Requirements => Your task is to write out the complete listing exactly as it is shown.
* Start Data for processing *
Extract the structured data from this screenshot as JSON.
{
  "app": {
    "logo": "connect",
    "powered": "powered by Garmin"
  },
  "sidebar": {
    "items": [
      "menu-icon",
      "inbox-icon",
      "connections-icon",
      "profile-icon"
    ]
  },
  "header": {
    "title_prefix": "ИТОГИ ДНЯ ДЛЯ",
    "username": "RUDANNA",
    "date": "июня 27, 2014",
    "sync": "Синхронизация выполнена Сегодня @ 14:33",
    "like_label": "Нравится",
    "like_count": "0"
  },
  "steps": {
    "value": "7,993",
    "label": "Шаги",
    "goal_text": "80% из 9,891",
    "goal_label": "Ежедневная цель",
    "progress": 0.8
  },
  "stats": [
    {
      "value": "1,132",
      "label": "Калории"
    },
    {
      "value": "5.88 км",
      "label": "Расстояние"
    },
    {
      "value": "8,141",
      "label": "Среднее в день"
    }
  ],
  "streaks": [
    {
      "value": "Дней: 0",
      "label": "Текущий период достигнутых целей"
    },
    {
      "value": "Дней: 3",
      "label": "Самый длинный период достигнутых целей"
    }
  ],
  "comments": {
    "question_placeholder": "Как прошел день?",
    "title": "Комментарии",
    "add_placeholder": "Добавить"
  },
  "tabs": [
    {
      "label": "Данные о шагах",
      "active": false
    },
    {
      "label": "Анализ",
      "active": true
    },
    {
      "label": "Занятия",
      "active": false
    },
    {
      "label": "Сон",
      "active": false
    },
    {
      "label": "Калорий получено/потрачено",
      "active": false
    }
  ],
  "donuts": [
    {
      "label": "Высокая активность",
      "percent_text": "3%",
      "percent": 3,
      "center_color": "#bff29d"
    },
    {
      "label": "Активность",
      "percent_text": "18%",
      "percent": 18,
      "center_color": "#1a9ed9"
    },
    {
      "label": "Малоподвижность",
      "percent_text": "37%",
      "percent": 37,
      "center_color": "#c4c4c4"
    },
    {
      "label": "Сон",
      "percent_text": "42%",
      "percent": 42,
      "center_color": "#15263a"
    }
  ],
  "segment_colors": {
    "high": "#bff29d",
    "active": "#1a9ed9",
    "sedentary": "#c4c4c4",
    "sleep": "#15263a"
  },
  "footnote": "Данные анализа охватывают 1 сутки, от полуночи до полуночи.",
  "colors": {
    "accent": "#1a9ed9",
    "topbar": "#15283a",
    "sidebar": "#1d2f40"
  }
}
* End Data for processing *
Result of this task =>
Extract the structured data from this screenshot as JSON.
{
  "app": {
    "logo": "connect",
    "powered": "powered by Garmin"
  },
  "sidebar": {
    "items": [
      "menu-icon",
      "inbox-icon",
      "connections-icon",
      "profile-icon"
    ]
  },
  "header": {
    "title_prefix": "ИТОГИ ДНЯ ДЛЯ",
    "username": "RUDANNA",
    "date": "июня 27, 2014",
    "sync": "Синхронизация выполнена Сегодня @ 14:33",
    "like_label": "Нравится",
    "like_count": "0"
  },
  "steps": {
    "value": "7,993",
    "label": "Шаги",
    "goal_text": "80% из 9,891",
    "goal_label": "Ежедневная цель",
    "progress": 0.8
  },
  "stats": [
    {
      "value": "1,132",
      "label": "Калории"
    },
    {
      "value": "5.88 км",
      "label": "Расстояние"
    },
    {
      "value": "8,141",
      "label": "Среднее в день"
    }
  ],
  "streaks": [
    {
      "value": "Дней: 0",
      "label": "Текущий период достигнутых целей"
    },
    {
      "value": "Дней: 3",
      "label": "Самый длинный период достигнутых целей"
    }
  ],
  "comments": {
    "question_placeholder": "Как прошел день?",
    "title": "Комментарии",
    "add_placeholder": "Добавить"
  },
  "tabs": [
    {
      "label": "Данные о шагах",
      "active": false
    },
    {
      "label": "Анализ",
      "active": true
    },
    {
      "label": "Занятия",
      "active": false
    },
    {
      "label": "Сон",
      "active": false
    },
    {
      "label": "Калорий получено/потрачено",
      "active": false
    }
  ],
  "donuts": [
    {
      "label": "Высокая активность",
      "percent_text": "3%",
      "percent": 3,
      "center_color": "#bff29d"
    },
    {
      "label": "Активность",
      "percent_text": "18%",
      "percent": 18,
      "center_color": "#1a9ed9"
    },
    {
      "label": "Малоподвижность",
      "percent_text": "37%",
      "percent": 37,
      "center_color": "#c4c4c4"
    },
    {
      "label": "Сон",
      "percent_text": "42%",
      "percent": 42,
      "center_color": "#15263a"
    }
  ],
  "segment_colors": {
    "high": "#bff29d",
    "active": "#1a9ed9",
    "sedentary": "#c4c4c4",
    "sleep": "#15263a"
  },
  "footnote": "Данные анализа охватывают 1 сутки, от полуночи до полуночи.",
  "colors": {
    "accent": "#1a9ed9",
    "topbar": "#15283a",
    "sidebar": "#1d2f40"
  }
}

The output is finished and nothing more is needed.